▶ Work instructions: Check each line of the listing below for the word "with" and say how many lines have it. Nothing else should be written.

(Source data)
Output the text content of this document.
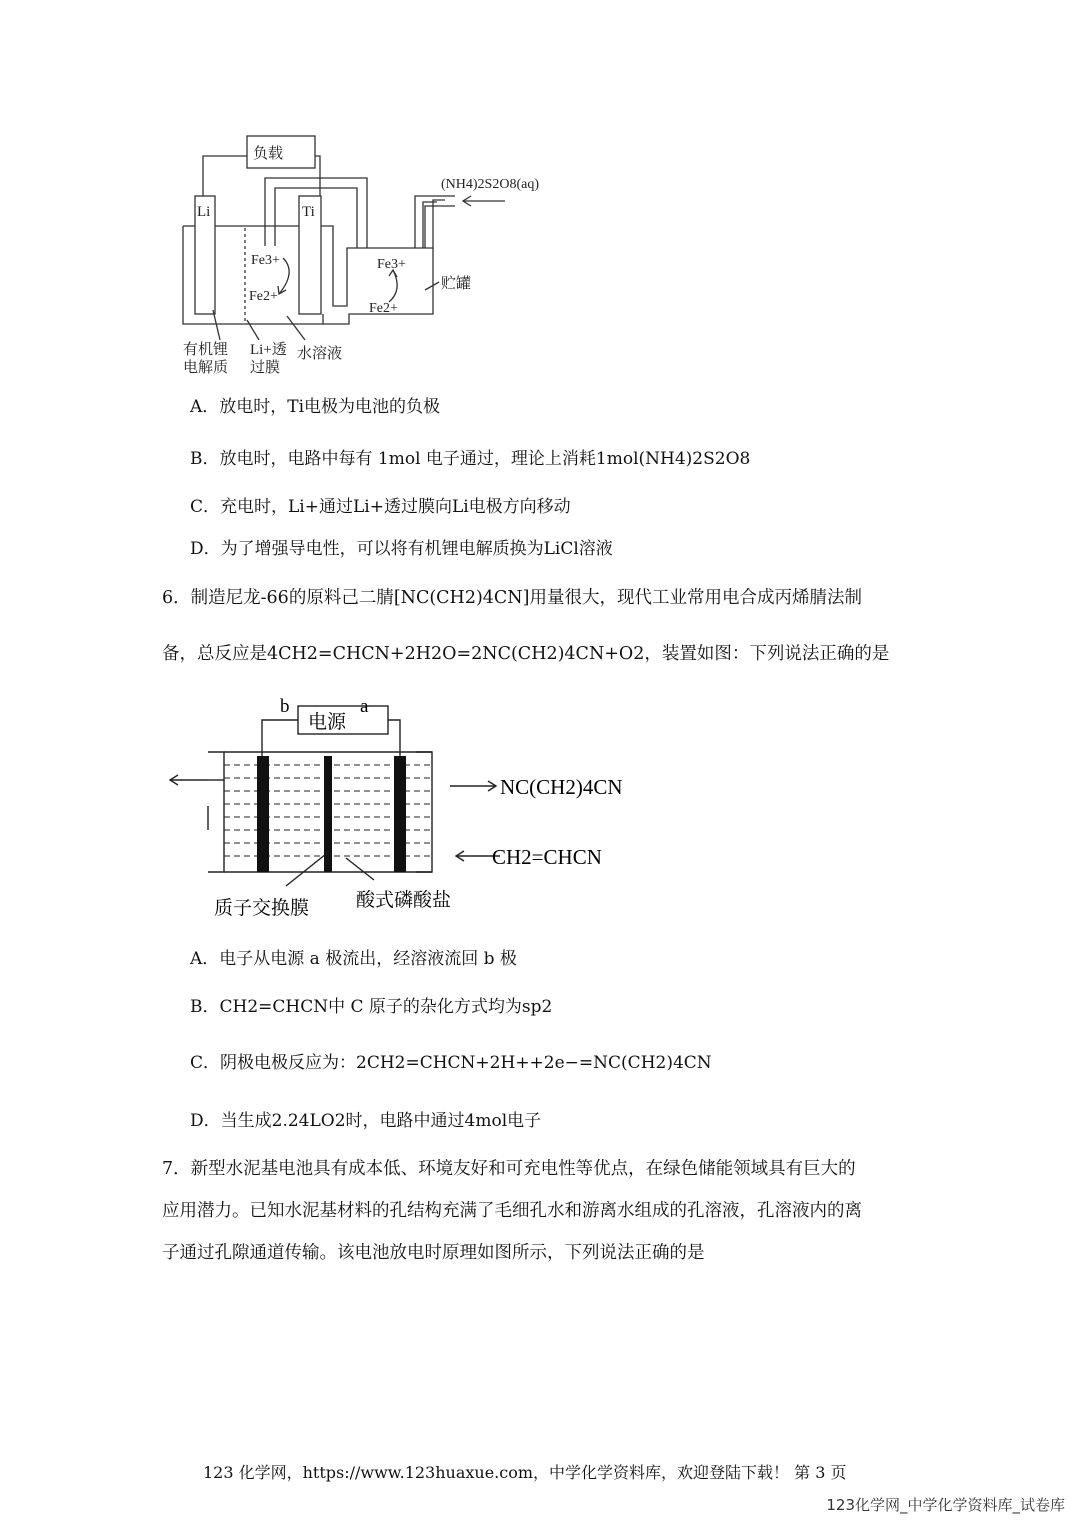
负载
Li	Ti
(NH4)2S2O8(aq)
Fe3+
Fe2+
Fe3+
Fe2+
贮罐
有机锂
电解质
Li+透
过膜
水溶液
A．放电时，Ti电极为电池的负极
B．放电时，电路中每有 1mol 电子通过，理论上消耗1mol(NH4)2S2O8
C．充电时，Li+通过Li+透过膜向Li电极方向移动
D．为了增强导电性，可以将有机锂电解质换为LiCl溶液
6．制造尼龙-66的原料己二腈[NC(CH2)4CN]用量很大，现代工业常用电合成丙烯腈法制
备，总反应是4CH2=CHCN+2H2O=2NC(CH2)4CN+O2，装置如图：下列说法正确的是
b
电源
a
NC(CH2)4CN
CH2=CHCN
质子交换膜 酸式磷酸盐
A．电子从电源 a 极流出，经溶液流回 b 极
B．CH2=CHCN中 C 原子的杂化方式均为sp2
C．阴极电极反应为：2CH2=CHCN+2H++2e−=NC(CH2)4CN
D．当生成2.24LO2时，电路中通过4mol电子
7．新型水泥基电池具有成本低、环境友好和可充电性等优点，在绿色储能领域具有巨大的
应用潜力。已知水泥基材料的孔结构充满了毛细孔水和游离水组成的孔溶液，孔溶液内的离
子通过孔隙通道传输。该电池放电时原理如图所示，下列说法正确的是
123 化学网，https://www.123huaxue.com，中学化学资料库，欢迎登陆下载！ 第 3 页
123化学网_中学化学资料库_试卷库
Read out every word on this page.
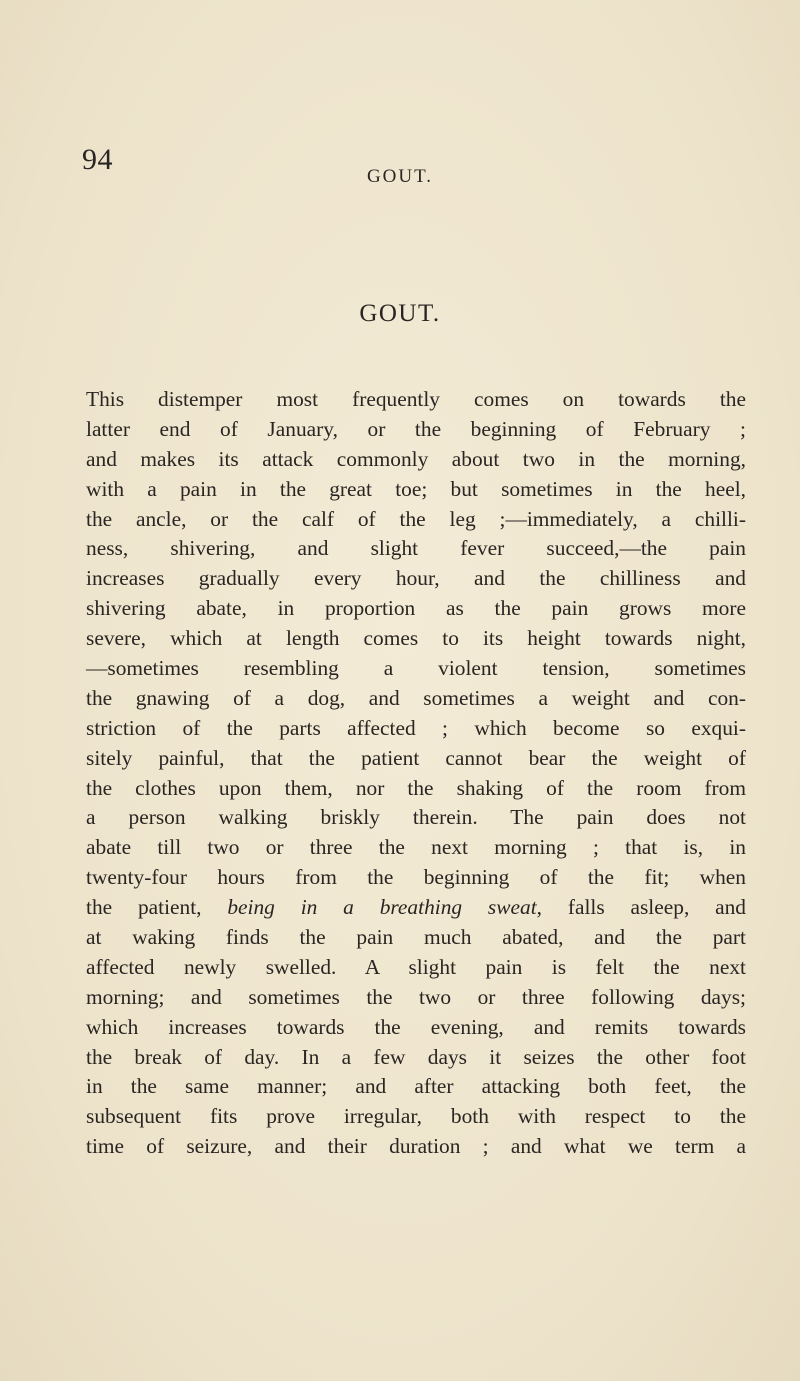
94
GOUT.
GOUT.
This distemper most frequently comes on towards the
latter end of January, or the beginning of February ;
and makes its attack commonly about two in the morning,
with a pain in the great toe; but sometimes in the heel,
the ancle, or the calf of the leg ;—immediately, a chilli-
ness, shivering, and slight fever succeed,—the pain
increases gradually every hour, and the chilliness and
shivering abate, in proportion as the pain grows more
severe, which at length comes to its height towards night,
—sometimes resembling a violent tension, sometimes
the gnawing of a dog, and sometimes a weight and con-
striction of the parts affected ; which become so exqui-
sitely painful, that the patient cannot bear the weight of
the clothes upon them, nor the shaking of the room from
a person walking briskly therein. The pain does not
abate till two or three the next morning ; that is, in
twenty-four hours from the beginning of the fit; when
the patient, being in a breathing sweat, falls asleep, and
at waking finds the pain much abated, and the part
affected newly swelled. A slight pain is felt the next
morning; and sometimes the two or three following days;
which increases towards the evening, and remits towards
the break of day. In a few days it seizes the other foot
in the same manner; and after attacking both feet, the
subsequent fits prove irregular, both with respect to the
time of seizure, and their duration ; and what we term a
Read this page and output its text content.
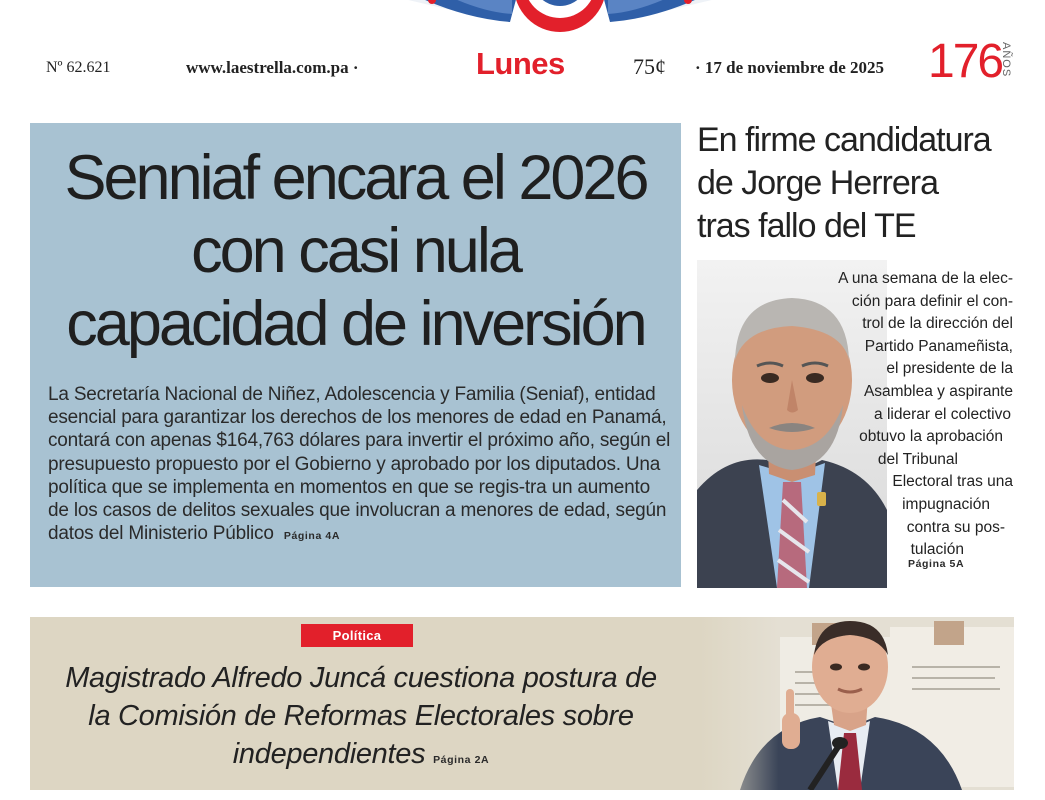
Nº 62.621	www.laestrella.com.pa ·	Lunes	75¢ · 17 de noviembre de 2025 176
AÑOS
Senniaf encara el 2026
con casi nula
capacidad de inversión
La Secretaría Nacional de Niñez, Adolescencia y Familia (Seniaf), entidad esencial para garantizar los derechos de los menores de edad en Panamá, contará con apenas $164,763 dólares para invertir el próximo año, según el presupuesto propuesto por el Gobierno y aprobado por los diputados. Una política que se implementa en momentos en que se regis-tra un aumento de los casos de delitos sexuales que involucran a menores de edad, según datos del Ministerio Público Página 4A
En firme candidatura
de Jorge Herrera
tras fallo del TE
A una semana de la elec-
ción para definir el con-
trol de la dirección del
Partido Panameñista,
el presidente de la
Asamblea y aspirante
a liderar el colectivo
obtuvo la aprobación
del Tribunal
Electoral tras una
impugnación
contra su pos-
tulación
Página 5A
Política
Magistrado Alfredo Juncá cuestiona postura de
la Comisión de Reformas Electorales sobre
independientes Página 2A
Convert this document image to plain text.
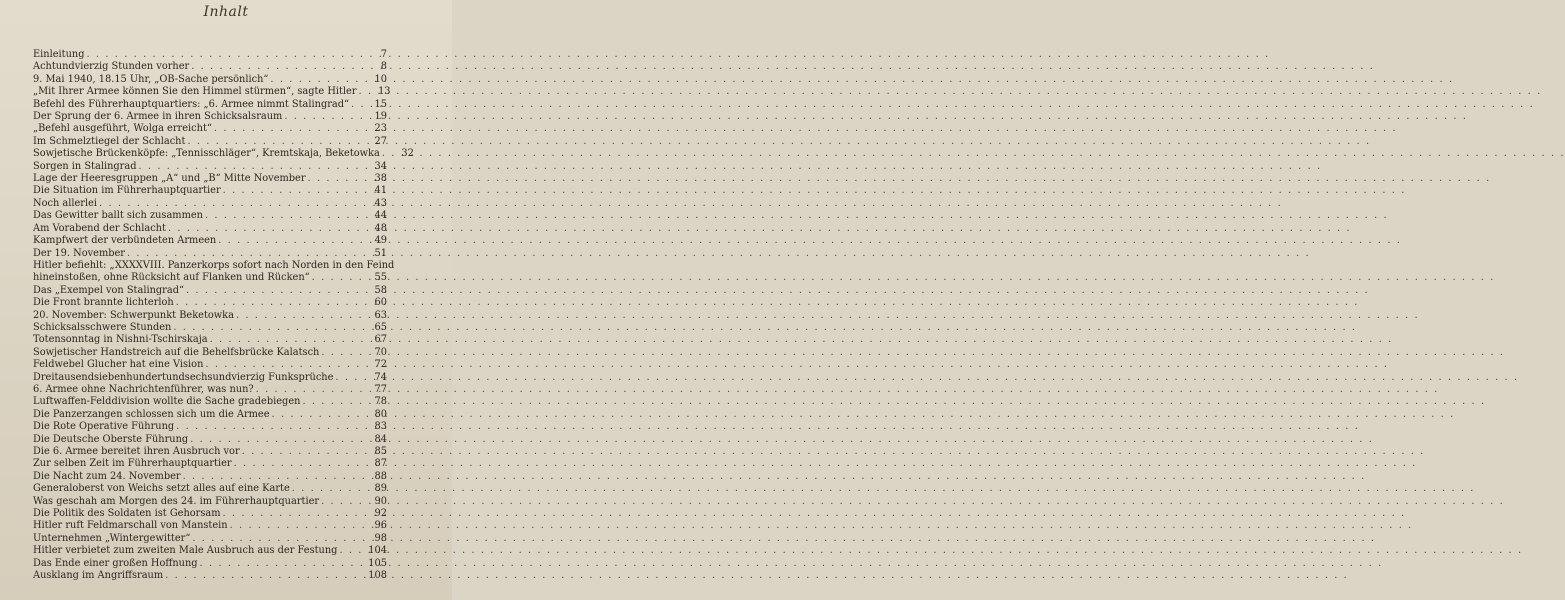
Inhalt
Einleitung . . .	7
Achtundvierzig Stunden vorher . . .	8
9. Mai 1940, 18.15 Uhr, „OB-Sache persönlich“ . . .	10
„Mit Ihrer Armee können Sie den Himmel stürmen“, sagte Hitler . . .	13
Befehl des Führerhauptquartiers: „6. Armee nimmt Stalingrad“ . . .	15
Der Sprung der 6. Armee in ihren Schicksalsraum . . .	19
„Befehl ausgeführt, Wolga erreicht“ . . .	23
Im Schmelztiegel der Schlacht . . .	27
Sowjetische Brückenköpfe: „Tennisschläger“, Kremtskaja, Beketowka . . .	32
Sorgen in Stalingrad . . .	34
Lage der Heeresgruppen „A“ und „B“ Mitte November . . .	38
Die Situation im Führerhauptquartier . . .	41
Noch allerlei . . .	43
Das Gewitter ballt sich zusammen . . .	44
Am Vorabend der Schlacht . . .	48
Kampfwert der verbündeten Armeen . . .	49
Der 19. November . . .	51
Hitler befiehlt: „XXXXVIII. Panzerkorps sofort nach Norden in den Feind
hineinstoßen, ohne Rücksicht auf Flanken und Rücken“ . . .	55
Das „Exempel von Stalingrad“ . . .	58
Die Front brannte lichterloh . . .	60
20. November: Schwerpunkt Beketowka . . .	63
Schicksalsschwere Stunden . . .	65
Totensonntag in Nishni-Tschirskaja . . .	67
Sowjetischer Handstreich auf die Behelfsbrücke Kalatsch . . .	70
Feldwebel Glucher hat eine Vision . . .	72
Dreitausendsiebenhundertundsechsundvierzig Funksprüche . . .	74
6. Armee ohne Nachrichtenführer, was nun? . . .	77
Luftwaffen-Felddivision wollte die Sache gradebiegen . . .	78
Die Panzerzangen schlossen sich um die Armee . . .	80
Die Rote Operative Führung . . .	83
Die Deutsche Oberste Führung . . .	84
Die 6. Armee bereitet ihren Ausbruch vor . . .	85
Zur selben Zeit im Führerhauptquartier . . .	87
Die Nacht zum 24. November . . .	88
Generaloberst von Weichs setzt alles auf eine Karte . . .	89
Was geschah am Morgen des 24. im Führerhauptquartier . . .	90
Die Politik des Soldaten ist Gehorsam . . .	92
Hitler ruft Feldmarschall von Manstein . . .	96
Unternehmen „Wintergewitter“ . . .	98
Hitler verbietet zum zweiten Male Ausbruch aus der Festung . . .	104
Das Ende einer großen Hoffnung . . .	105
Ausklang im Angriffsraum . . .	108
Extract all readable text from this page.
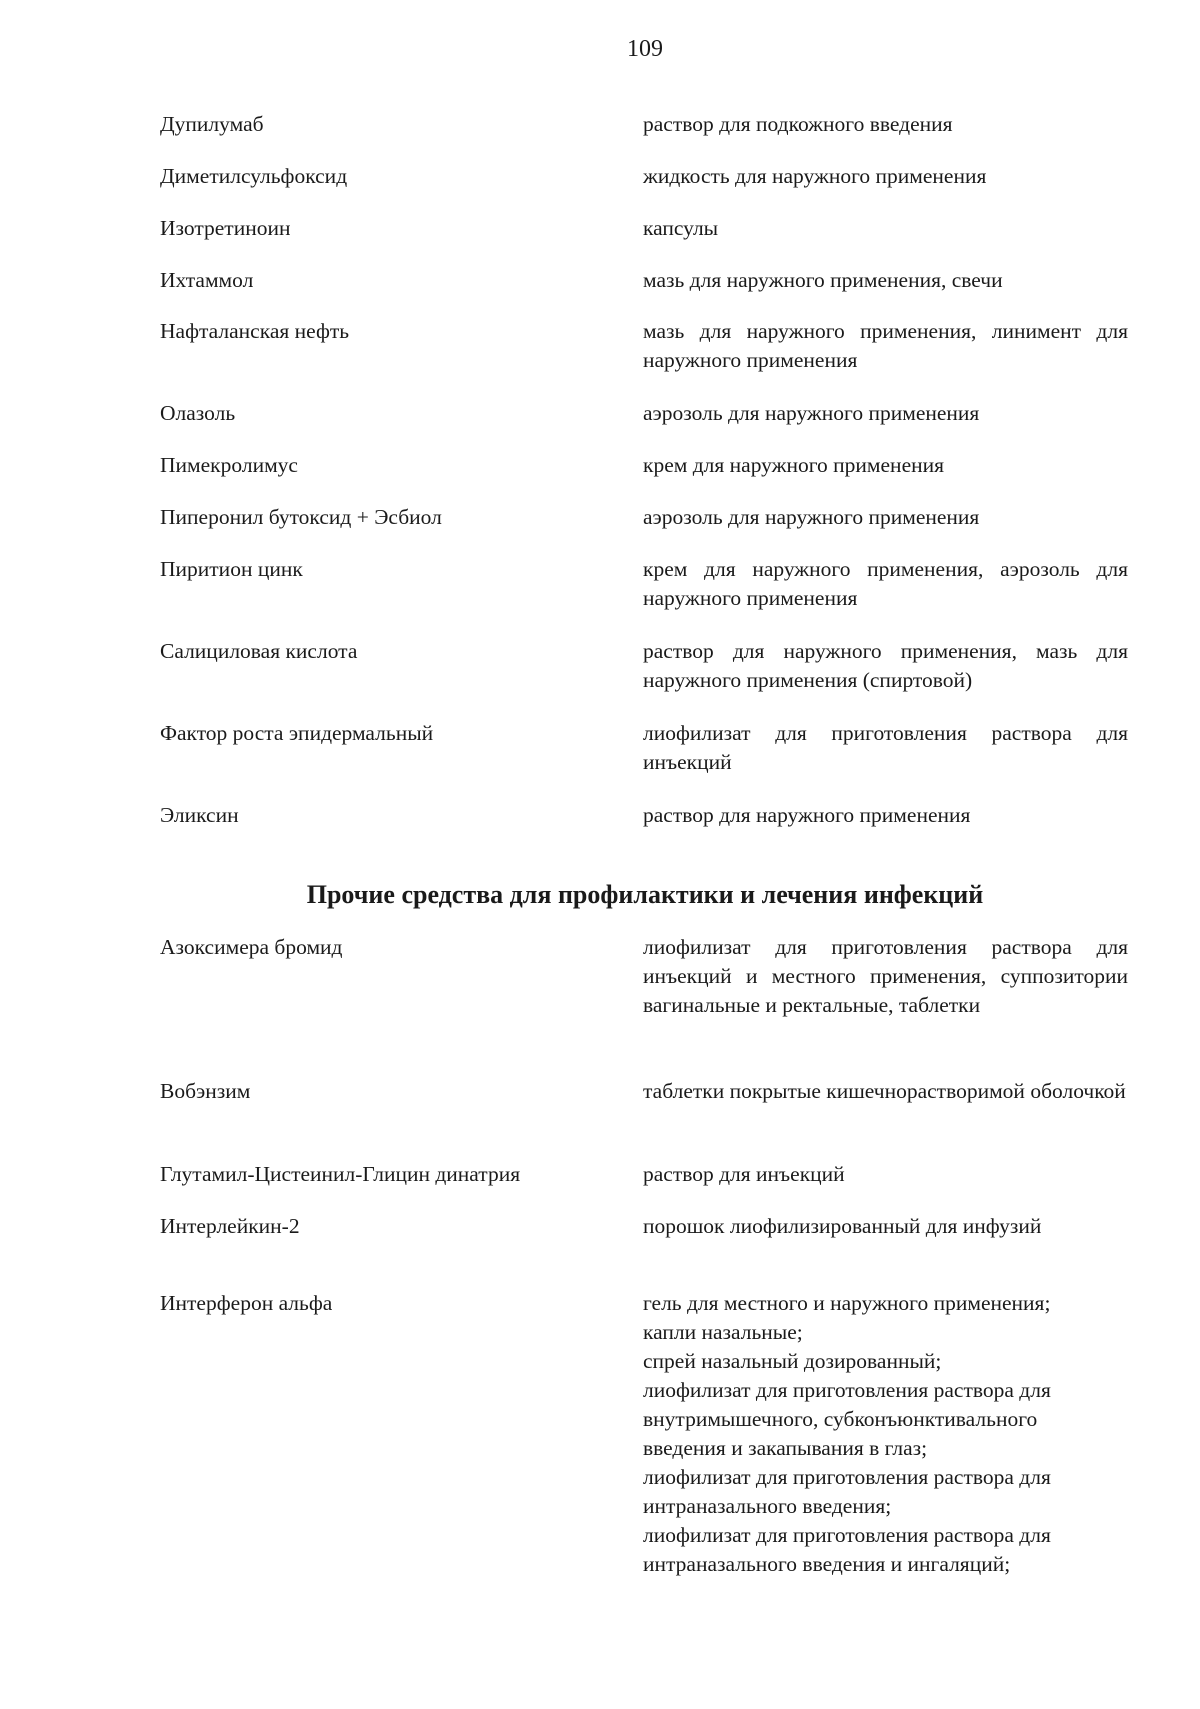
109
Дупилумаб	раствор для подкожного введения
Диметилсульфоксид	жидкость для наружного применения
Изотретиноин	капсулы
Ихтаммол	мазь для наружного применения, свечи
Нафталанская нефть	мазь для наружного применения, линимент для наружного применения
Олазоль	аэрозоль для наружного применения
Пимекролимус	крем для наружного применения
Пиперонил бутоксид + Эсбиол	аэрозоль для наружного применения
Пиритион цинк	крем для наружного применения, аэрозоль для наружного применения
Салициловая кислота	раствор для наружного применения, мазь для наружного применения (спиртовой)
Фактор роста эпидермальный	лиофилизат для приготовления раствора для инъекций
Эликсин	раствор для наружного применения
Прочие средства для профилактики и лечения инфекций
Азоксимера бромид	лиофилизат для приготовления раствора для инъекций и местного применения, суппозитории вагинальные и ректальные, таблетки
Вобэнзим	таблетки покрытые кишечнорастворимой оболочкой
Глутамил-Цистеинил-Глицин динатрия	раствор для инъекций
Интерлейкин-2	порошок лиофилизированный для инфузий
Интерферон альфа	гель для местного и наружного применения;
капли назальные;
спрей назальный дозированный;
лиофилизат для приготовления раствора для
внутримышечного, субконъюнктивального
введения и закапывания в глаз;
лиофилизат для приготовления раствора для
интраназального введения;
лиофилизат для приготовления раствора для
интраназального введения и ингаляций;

▶ Final result: 2